In a post LeBron James world, there is value in the Cavs locking Nance beyond next season.

Cleveland Cavaliers v Boston Celtics - Game Five Photo by Adam Glanzman/Getty Images

Of the players the Cavaliers acquired during their trade deadline reset, no one was happier than Larry Nance Jr. And why wouldn’t he be? He’s back playing for the franchise his Dad played for, wore father’s retired No. 22 jersey and made the Finals for the first time. Now, he’s part of the team’s future, a core part of their rebuild.

Now, the next step for both sides is to extend the partnership.

For Nance, a deal to keep him Cleveland beyond the 2019-20 season would offer him long term security. And he’d still hit the open market again around his 30th birthday. It also would establish him as core part of the Cavs post LeBron James.

For the Cavs, locking up Nance gives them a piece to build around. Nance Jr., Cedi Osman, Collin Sexton and others isn’t a bad place to restart. It also gives Koby Altman and his staff some financial clarity for 2020 and beyond when their cap sheets will be mostly clear.

The problem is that it’s hard to gauge exactly what Nance is worth. He’s 25 years-old — he’ll turn 26 in the middle of next season — and has a core skill set. He runs the floor well (1.17 points per possession in transition with the Cavs last year), rebounds well on both ends (12.1 ORB% and a 25.5 DRB% in Cleveland last year), finishes at the rim, hustles and can switch onto smaller players well enough. There are parts of his game that indicate he might still evolve into something new. And those two realities likely come with two different price tags.

The market for young big men also does not set a baseline for what Nance’s camp and the Cavs’ front office will negotiate. Players around Nance’s age on the open market have been affected by flux of cap space in 2016, a cooling in 2017 and a completely frigid market in 2018. Clint Capela, for example, has had zero success getting the contract he wants in restricted free agency.

> _GIVEN MATERIAL_:
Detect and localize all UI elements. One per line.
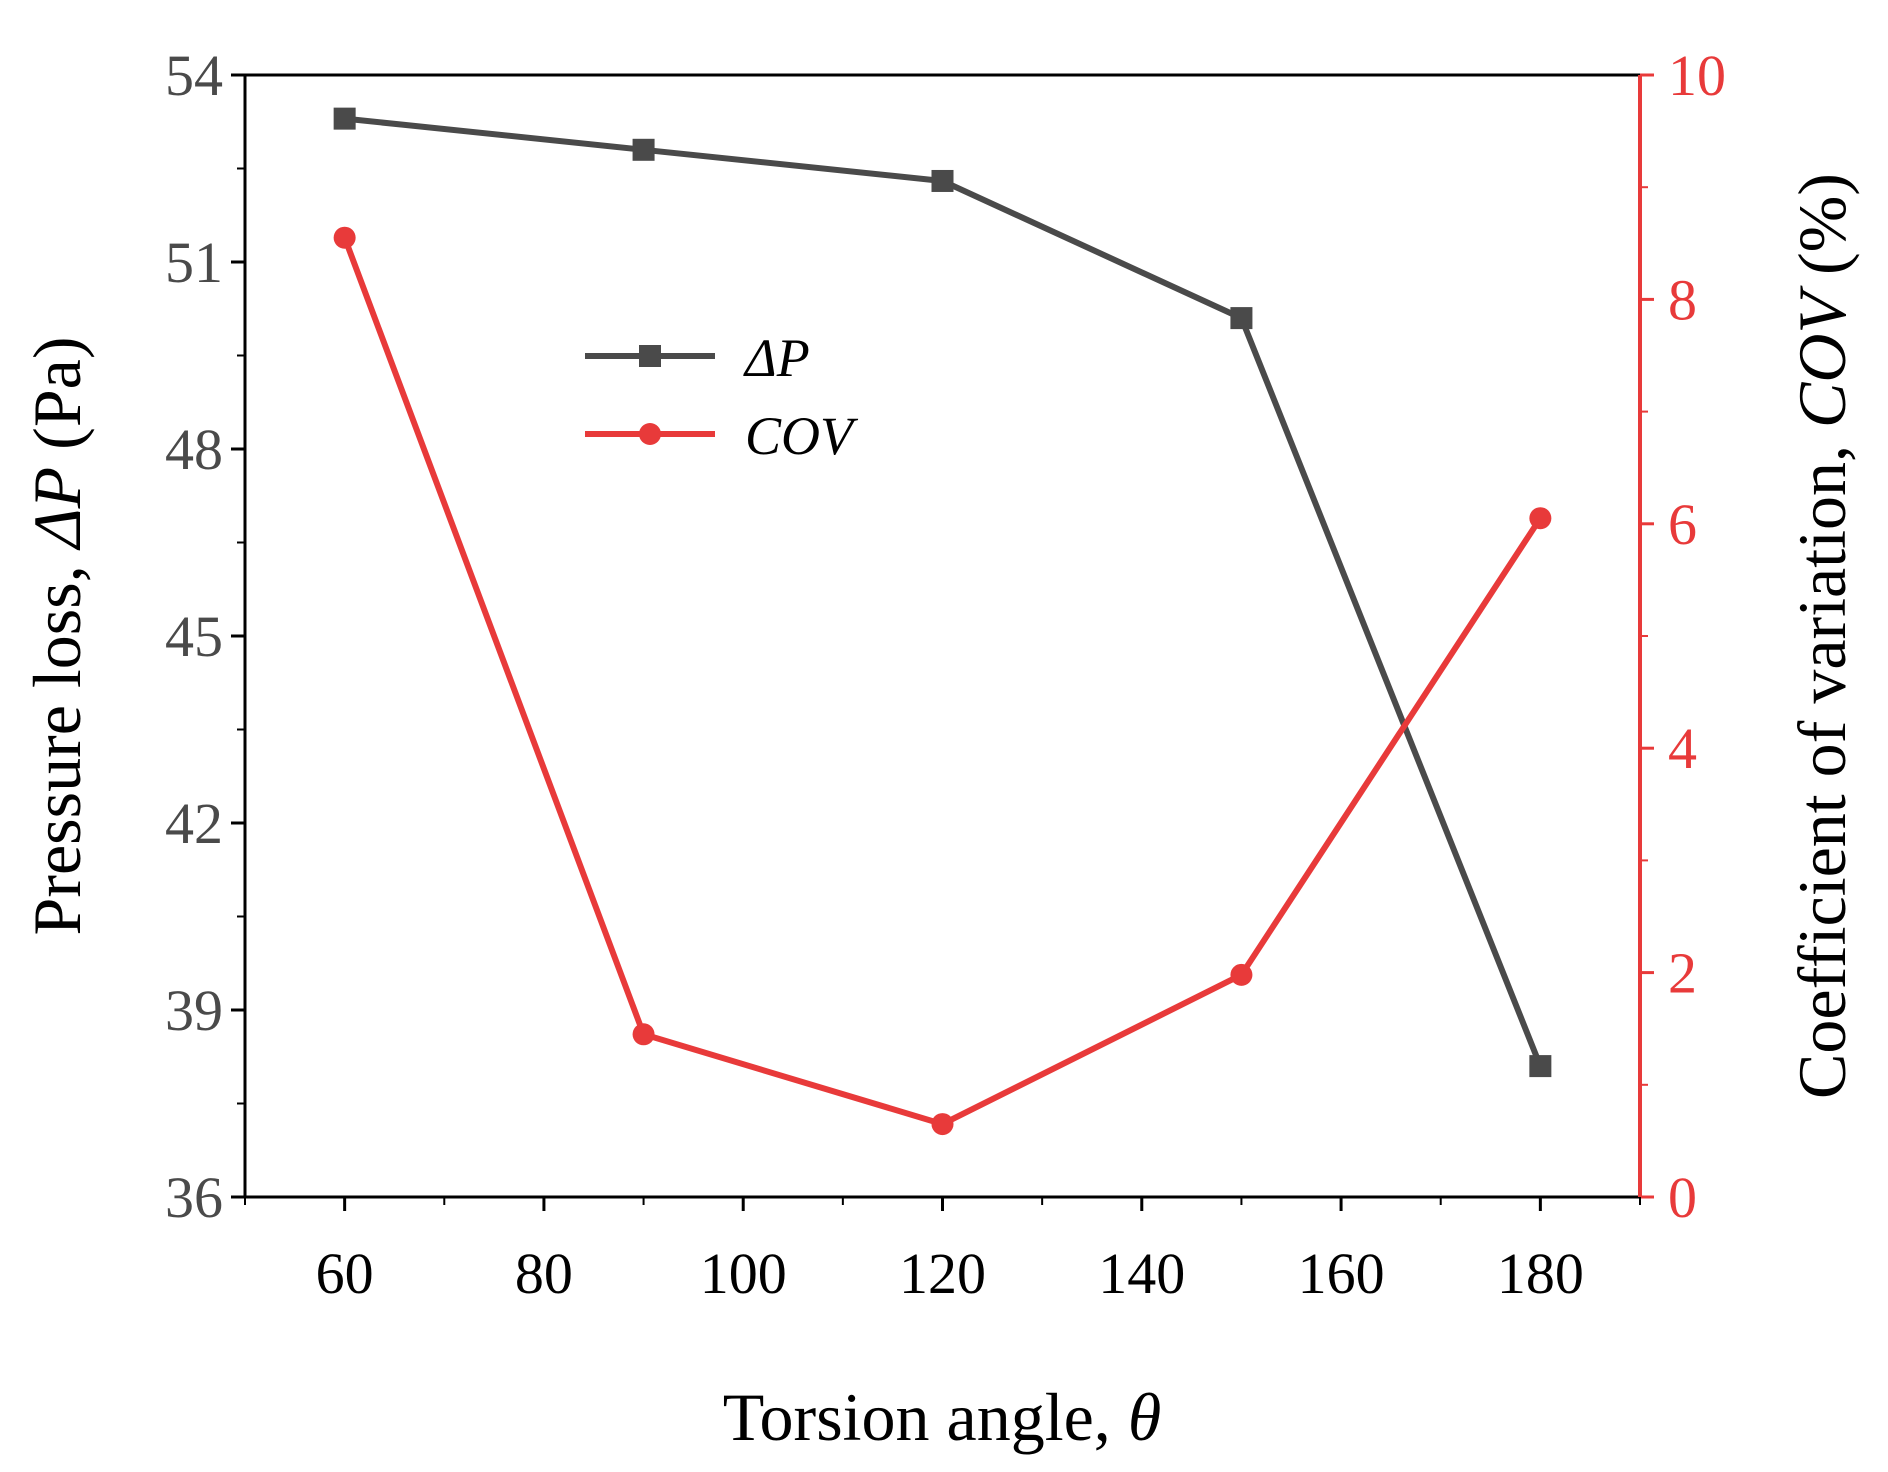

> _INSTRUCTION_:
In the article about Larry Nance Jr. and the Cavaliers, which jersey number does Nance wear in Cleveland? Rely only on the article about Larry Nance Jr. and the Cavaliers, not on the material.

> _RESULT OF THIS EXERCISE_:
He wears No. 22, his father's retired number.